THE REQUEST:
Find every line with the word "tông" and give their count, nothing else.

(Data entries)
"""
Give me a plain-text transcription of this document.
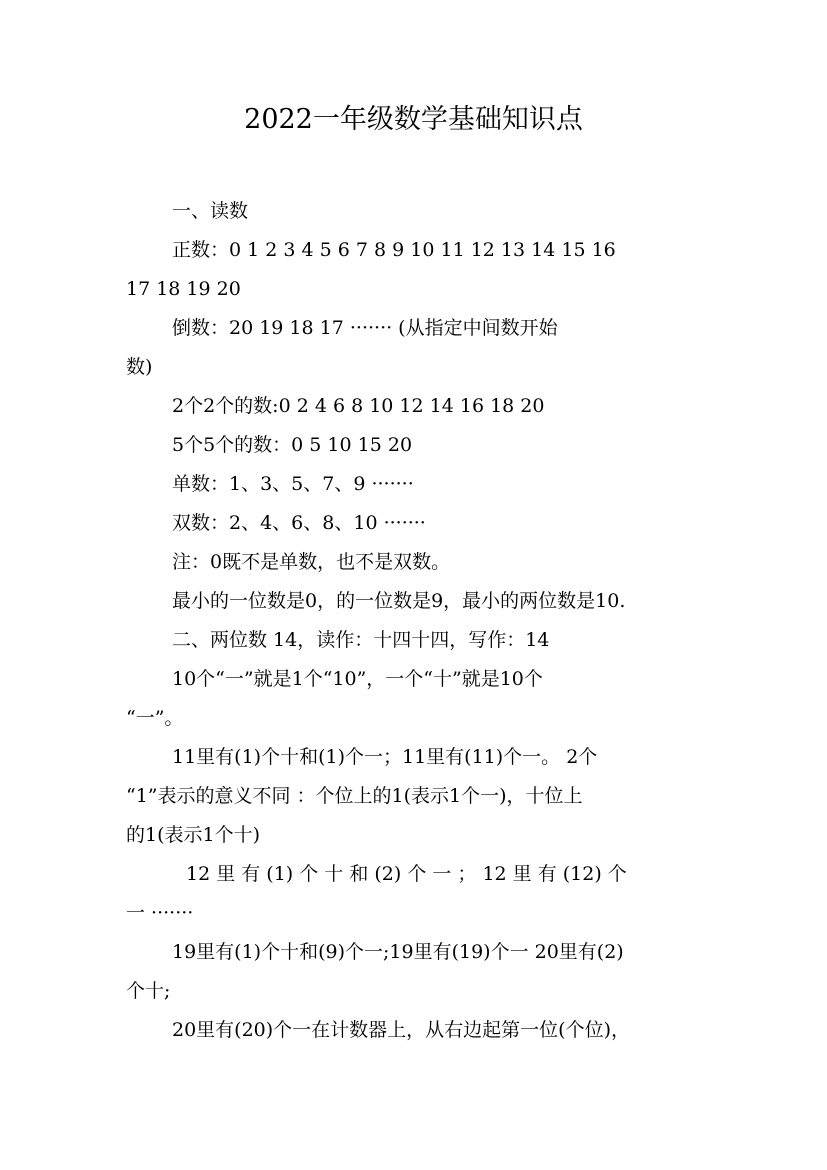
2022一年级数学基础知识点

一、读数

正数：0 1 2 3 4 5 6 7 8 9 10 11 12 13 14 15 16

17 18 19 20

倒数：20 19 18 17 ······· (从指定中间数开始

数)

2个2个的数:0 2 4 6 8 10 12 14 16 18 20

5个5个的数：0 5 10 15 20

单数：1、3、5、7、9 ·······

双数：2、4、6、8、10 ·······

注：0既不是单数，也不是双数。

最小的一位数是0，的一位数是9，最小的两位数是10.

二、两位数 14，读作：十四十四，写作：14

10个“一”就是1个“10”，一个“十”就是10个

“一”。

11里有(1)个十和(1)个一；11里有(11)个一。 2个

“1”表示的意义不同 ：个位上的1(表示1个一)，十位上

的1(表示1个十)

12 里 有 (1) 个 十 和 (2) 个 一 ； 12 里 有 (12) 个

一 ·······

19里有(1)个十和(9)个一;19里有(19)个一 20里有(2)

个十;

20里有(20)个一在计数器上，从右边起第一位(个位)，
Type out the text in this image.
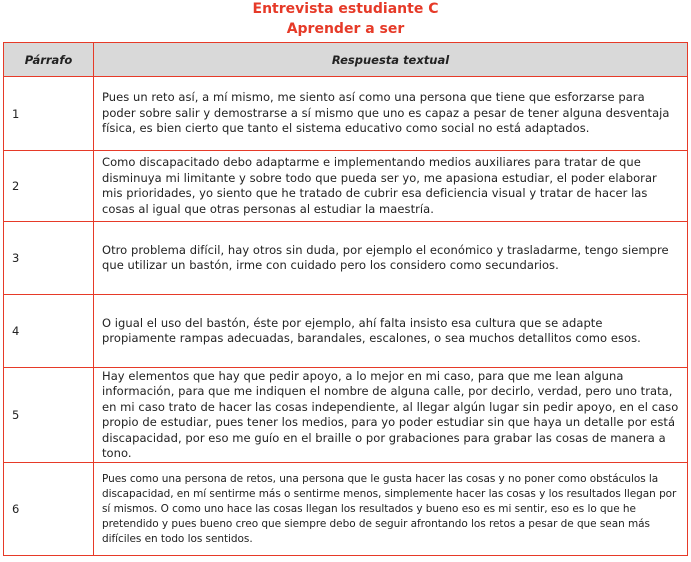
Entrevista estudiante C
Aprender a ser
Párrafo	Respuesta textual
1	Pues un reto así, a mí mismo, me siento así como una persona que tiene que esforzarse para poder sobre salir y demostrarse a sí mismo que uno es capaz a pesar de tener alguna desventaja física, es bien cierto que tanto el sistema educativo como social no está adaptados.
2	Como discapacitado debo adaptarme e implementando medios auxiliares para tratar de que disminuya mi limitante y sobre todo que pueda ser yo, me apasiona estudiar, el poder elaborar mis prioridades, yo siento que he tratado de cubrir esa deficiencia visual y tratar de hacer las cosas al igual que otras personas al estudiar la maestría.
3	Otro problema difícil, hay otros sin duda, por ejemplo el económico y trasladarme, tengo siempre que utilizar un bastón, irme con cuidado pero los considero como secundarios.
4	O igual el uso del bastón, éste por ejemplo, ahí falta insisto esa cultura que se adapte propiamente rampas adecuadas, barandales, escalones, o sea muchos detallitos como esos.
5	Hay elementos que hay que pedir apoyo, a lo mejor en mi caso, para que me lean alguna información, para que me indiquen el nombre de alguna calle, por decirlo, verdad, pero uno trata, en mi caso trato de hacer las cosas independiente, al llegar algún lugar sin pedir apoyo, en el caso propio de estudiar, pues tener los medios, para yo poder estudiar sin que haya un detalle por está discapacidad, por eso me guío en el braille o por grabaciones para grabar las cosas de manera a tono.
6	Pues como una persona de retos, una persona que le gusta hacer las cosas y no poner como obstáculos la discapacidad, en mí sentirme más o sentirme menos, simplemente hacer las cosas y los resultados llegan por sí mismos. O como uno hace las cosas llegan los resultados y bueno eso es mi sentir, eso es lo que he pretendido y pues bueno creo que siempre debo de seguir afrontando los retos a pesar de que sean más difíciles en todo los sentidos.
"""
"""
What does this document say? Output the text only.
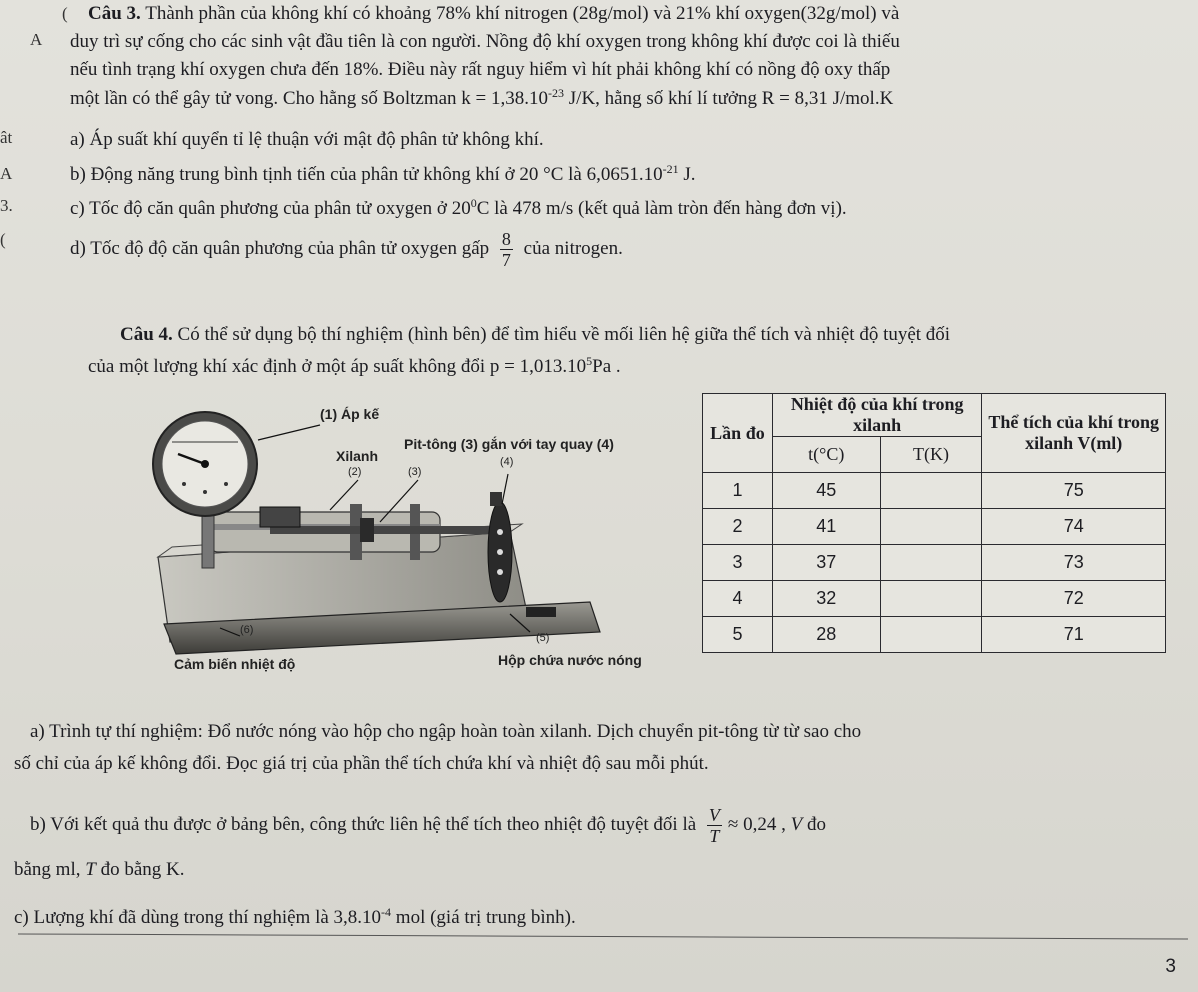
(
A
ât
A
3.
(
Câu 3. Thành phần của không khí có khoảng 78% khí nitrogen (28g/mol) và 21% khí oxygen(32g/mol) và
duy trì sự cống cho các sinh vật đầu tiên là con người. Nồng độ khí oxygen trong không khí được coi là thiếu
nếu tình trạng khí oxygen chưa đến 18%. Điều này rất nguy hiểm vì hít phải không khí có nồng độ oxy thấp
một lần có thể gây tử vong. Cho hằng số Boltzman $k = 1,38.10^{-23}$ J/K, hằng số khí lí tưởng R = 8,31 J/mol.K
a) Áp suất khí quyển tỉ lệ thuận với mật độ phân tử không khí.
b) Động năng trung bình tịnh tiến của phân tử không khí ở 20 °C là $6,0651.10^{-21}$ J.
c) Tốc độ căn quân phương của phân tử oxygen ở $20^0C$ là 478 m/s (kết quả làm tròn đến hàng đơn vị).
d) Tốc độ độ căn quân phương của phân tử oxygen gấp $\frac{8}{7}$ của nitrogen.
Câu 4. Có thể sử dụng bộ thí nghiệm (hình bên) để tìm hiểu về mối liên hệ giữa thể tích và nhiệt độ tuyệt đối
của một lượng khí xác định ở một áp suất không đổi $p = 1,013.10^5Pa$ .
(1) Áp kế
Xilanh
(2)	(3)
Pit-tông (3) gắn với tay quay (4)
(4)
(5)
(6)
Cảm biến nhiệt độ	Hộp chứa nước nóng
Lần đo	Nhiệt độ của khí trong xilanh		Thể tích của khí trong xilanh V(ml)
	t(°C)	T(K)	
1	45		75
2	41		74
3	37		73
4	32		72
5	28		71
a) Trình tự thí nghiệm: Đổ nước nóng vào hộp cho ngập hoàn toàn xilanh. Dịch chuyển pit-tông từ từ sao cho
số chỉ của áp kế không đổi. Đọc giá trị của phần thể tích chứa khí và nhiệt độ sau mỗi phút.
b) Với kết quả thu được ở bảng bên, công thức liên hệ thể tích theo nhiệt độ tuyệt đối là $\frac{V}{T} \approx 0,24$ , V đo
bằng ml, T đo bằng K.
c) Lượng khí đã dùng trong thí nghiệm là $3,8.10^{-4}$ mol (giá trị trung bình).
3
"""
SOLVED EXERCISE:
2